[Records from a collection]
start

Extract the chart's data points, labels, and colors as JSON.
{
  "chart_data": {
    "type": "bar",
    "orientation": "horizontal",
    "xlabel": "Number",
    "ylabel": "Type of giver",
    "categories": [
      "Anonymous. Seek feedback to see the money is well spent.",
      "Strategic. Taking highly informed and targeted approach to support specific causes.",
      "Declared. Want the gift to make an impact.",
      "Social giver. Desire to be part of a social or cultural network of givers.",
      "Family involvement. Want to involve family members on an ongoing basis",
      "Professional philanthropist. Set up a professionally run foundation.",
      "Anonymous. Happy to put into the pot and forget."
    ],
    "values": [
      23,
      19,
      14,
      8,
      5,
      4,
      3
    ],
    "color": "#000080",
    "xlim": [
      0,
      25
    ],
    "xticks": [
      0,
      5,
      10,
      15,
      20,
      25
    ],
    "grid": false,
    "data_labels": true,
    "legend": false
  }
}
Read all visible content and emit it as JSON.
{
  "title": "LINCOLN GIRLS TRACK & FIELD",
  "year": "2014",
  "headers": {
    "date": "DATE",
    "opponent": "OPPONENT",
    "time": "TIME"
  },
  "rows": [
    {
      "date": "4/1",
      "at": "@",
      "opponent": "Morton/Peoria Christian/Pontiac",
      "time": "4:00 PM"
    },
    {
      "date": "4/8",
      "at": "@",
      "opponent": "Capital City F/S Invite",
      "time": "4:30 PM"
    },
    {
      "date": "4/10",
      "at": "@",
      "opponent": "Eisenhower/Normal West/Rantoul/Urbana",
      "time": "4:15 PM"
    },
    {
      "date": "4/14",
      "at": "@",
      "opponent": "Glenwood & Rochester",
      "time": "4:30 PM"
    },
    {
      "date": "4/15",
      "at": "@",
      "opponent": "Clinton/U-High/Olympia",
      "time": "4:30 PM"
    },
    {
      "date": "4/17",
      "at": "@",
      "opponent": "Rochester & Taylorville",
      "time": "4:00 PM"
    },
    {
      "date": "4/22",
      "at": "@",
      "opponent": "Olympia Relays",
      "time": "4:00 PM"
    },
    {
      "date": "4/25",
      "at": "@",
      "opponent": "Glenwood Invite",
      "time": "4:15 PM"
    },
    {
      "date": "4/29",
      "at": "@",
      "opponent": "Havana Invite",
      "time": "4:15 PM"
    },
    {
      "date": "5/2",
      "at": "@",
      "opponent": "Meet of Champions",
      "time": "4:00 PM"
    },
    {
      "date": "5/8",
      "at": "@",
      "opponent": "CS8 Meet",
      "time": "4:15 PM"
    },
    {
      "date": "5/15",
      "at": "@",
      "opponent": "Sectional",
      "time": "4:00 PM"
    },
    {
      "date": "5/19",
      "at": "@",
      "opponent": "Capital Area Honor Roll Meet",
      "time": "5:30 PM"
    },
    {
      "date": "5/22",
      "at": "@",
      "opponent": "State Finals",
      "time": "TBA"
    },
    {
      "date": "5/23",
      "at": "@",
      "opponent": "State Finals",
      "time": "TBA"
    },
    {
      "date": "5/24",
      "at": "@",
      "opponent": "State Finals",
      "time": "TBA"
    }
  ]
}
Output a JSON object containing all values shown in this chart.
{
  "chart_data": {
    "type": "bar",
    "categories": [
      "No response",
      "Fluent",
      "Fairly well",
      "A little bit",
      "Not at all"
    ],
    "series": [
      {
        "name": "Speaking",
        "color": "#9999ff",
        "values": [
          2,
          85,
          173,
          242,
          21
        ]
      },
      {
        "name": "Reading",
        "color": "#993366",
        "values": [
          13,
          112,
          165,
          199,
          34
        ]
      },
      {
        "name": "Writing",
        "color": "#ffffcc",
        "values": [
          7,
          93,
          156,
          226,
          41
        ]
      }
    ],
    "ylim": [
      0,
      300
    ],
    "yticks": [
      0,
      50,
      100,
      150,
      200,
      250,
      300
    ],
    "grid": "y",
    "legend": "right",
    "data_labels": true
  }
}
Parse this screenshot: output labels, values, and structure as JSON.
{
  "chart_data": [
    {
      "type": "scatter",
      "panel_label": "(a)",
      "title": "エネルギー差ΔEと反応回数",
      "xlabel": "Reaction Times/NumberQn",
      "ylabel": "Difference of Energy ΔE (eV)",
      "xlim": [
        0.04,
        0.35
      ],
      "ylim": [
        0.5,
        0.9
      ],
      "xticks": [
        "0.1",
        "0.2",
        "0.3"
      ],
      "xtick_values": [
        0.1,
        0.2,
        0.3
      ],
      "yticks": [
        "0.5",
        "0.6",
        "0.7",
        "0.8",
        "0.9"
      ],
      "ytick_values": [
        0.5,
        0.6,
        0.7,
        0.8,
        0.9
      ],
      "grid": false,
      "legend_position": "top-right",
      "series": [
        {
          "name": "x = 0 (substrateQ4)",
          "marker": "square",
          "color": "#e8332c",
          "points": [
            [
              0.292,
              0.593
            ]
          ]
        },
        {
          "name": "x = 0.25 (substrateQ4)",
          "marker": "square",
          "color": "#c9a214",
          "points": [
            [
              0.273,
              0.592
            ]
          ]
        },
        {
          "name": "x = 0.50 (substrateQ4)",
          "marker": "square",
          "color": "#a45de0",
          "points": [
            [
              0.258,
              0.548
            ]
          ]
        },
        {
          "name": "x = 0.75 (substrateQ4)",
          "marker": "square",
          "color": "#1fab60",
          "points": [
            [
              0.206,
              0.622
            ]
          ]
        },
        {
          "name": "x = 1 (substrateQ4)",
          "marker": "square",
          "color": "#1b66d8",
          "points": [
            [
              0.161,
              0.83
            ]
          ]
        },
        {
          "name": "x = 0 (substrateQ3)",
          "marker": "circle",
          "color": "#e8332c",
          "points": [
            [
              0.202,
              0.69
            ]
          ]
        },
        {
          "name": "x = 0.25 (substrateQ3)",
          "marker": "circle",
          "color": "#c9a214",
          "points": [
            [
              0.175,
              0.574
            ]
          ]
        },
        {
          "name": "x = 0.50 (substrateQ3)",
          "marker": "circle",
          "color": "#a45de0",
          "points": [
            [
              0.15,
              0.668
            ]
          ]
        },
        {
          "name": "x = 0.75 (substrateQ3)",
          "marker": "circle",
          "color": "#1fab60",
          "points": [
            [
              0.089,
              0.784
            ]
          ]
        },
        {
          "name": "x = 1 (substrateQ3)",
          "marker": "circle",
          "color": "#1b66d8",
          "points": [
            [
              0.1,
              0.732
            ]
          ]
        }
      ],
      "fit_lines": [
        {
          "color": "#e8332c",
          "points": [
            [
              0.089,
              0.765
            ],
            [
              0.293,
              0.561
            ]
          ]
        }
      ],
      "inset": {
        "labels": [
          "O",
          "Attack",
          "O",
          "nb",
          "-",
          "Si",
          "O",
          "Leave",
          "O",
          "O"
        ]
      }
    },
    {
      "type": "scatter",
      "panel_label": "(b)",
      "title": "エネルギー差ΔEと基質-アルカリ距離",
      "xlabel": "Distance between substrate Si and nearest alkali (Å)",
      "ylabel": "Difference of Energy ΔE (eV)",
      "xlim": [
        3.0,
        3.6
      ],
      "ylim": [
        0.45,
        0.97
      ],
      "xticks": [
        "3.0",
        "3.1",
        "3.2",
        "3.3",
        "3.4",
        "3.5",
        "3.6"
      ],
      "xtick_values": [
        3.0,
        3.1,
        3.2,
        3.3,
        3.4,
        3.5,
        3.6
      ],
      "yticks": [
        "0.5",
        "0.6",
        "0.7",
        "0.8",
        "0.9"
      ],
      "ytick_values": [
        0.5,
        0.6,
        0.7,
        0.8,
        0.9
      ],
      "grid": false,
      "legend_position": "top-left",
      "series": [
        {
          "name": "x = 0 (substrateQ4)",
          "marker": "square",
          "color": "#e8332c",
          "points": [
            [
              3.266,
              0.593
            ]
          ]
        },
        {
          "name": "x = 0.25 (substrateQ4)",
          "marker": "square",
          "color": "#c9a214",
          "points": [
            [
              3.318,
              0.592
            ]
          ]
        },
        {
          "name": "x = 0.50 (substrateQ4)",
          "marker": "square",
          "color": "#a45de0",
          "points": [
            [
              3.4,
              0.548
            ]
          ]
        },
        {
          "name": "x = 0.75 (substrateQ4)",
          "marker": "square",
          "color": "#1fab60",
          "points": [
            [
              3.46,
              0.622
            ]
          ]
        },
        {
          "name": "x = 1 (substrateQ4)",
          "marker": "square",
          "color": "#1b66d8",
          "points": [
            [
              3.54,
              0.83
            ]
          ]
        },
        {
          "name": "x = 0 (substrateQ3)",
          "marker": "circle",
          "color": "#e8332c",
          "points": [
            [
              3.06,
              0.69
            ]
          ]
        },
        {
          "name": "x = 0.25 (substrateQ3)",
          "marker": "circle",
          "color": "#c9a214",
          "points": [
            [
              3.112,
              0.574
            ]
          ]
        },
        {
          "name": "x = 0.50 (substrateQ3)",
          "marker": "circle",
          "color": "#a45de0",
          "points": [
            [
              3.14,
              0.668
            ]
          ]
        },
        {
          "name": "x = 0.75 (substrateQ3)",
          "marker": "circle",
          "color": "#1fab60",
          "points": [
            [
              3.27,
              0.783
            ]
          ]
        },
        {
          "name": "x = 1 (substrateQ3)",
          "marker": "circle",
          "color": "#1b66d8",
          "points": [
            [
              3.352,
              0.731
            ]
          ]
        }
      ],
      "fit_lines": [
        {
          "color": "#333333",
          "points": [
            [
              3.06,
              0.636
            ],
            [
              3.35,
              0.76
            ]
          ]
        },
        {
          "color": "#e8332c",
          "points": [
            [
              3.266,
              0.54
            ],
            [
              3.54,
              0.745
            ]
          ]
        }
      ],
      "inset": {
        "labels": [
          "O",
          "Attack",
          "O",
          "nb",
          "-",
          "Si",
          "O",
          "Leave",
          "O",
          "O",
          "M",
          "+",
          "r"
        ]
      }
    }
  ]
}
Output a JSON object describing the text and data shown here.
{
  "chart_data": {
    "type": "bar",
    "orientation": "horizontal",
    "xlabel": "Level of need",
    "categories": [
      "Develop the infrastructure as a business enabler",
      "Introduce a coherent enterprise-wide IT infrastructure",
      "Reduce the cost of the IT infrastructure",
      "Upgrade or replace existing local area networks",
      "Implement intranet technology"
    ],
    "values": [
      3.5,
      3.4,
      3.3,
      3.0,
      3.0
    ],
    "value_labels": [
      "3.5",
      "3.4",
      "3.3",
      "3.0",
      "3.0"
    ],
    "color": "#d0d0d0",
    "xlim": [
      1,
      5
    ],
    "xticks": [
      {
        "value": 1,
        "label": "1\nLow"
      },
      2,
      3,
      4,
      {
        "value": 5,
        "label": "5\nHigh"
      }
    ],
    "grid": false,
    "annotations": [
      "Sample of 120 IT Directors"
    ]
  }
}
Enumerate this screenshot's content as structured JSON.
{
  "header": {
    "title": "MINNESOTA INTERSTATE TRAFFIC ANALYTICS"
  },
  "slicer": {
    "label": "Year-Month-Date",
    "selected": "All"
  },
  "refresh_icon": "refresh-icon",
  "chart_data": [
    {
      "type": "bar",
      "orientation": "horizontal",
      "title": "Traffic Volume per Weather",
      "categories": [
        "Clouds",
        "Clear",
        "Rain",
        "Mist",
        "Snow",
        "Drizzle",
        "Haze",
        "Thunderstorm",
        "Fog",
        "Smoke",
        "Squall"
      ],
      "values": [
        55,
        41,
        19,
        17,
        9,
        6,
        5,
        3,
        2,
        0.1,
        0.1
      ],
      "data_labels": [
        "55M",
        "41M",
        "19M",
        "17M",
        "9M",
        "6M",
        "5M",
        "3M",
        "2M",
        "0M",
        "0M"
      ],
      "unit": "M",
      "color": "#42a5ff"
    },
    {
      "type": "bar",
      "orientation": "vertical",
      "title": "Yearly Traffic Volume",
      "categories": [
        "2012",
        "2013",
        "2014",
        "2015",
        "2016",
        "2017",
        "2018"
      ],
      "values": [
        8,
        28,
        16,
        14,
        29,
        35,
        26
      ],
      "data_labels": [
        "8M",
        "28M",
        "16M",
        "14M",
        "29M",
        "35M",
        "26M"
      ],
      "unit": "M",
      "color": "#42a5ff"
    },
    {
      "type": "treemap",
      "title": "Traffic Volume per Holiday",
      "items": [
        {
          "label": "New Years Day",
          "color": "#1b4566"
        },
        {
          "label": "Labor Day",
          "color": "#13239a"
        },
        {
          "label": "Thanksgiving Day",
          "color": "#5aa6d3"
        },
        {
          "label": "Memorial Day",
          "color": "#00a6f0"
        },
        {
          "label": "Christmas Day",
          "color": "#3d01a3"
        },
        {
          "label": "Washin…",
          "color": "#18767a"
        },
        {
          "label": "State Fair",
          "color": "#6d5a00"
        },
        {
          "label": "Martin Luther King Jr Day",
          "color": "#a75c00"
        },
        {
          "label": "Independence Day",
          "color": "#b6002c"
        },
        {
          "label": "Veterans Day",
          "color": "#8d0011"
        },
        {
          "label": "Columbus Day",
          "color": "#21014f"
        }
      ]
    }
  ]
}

end

* **GOAL OF THE EXERCISE**
Identify and list each line with the word "Invite".

* **SOLUTION TO THE PROBLEM**
      "opponent": "Capital City F/S Invite",
      "opponent": "Glenwood Invite",
      "opponent": "Havana Invite",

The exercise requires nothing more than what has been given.